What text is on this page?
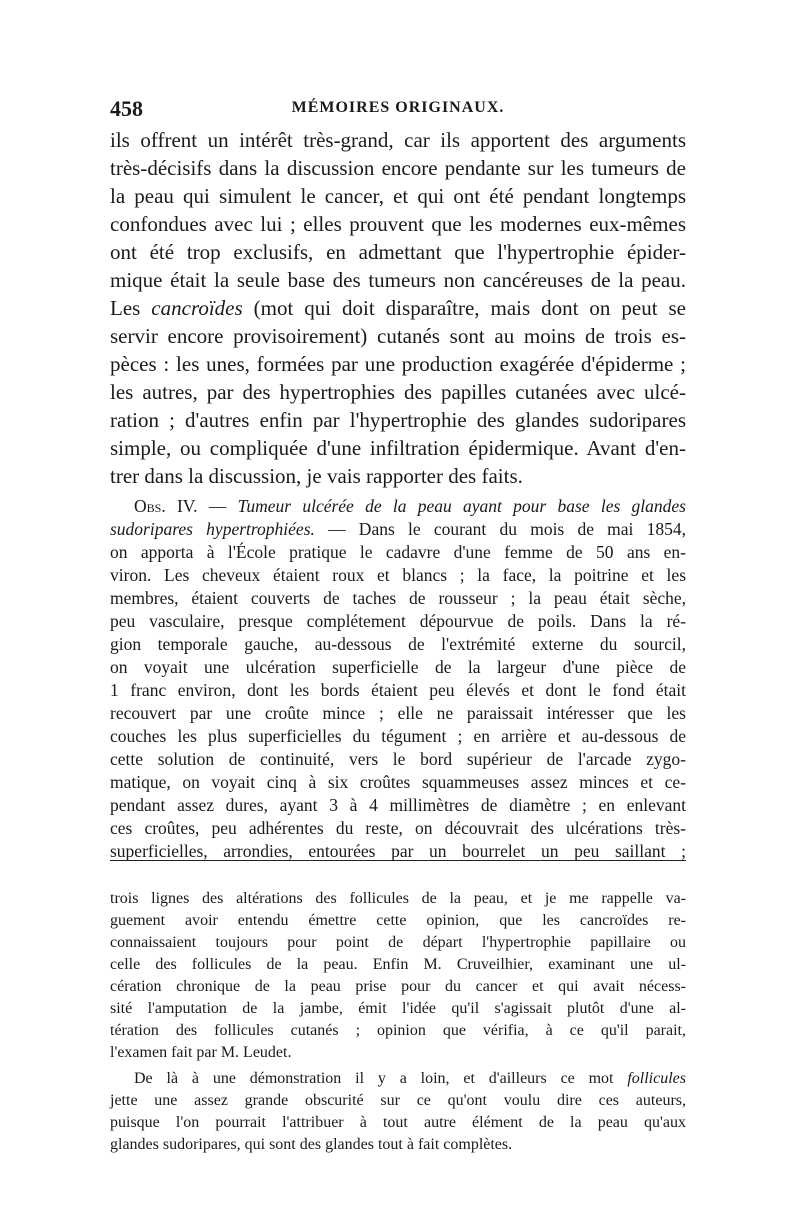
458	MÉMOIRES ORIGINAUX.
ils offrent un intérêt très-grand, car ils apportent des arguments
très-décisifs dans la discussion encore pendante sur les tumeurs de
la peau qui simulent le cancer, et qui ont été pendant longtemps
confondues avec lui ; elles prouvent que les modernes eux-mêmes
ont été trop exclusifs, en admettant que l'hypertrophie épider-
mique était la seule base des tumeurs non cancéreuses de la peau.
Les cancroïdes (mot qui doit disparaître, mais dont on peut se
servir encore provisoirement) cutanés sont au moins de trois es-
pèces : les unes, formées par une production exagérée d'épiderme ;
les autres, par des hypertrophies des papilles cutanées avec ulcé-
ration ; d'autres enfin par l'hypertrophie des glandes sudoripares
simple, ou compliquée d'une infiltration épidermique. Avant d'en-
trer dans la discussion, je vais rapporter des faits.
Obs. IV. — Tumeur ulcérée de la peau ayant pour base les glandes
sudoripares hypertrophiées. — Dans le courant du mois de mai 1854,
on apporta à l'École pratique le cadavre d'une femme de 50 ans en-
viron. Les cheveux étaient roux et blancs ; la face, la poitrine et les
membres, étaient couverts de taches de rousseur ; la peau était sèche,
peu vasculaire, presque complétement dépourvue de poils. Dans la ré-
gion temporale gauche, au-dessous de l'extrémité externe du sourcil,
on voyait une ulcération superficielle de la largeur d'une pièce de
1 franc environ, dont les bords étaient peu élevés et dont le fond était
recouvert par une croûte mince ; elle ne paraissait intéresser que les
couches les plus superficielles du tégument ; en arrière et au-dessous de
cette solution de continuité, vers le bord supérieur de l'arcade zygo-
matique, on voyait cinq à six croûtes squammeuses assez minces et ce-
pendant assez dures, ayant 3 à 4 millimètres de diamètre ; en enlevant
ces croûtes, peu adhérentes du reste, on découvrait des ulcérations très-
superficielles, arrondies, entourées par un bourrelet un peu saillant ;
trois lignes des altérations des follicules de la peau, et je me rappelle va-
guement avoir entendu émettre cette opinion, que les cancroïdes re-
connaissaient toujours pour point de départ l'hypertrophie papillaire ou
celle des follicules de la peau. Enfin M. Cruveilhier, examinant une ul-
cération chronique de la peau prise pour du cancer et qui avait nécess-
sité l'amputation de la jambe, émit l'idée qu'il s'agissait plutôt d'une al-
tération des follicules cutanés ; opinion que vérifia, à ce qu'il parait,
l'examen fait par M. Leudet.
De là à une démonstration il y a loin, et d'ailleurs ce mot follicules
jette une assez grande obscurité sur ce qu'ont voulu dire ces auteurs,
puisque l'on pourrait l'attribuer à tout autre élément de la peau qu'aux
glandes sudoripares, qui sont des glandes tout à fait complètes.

...

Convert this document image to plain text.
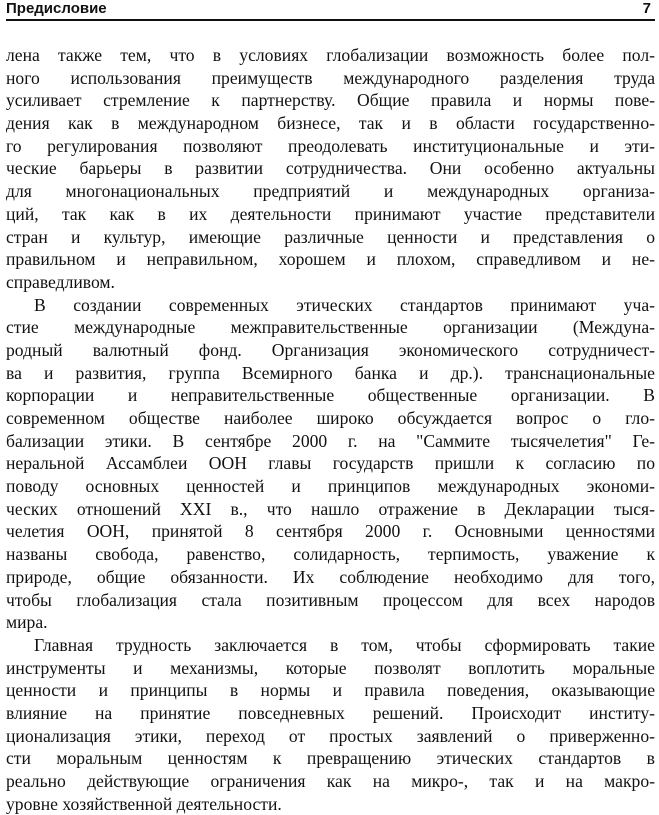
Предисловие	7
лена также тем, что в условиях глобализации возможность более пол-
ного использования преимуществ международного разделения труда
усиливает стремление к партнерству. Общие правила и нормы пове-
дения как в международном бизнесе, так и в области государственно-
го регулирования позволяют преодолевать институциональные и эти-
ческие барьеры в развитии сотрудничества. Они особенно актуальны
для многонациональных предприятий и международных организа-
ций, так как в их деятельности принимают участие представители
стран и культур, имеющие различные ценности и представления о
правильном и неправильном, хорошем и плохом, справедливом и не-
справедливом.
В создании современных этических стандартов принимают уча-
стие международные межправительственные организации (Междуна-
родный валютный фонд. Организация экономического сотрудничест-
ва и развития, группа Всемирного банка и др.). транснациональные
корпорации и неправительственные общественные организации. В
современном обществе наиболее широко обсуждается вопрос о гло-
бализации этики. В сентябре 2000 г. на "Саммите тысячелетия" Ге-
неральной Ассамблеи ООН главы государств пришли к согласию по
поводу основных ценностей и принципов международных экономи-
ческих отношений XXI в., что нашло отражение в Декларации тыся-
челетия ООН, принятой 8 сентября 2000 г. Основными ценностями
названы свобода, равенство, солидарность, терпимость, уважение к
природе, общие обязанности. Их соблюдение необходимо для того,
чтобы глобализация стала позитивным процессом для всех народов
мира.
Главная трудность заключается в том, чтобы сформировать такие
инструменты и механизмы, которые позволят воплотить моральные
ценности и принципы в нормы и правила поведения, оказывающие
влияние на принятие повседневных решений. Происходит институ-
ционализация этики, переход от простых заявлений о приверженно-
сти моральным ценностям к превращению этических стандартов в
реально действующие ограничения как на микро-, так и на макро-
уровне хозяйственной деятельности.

--

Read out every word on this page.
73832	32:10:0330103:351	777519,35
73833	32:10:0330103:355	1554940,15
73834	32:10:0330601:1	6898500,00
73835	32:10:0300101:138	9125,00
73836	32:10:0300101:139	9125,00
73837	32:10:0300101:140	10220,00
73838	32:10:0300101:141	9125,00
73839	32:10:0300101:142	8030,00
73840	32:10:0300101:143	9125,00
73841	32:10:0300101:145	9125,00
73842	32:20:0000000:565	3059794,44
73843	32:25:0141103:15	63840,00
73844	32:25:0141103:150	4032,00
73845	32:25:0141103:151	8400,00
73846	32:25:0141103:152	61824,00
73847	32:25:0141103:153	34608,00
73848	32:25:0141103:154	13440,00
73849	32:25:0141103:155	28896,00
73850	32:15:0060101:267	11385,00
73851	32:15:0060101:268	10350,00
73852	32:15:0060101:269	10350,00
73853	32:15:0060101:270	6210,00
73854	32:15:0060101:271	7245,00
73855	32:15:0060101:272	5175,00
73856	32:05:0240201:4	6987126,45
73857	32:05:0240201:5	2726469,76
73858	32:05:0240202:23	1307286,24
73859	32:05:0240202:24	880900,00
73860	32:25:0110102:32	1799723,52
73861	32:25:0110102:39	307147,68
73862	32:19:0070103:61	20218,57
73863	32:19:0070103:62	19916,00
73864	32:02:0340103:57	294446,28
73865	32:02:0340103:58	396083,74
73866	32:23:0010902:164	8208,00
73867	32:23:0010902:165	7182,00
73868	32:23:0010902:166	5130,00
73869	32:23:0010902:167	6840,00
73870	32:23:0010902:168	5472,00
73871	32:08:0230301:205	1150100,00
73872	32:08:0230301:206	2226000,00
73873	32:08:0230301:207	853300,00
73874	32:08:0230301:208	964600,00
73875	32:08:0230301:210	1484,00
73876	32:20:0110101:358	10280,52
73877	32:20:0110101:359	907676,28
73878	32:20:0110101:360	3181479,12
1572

WHAT THE EXERCISE ASKS
Select the lines in this material that hold the word "était", leaving none out.

REPLY
mique était la seule base des tumeurs non cancéreuses de la peau.
membres, étaient couverts de taches de rousseur ; la peau était sèche,
1 franc environ, dont les bords étaient peu élevés et dont le fond était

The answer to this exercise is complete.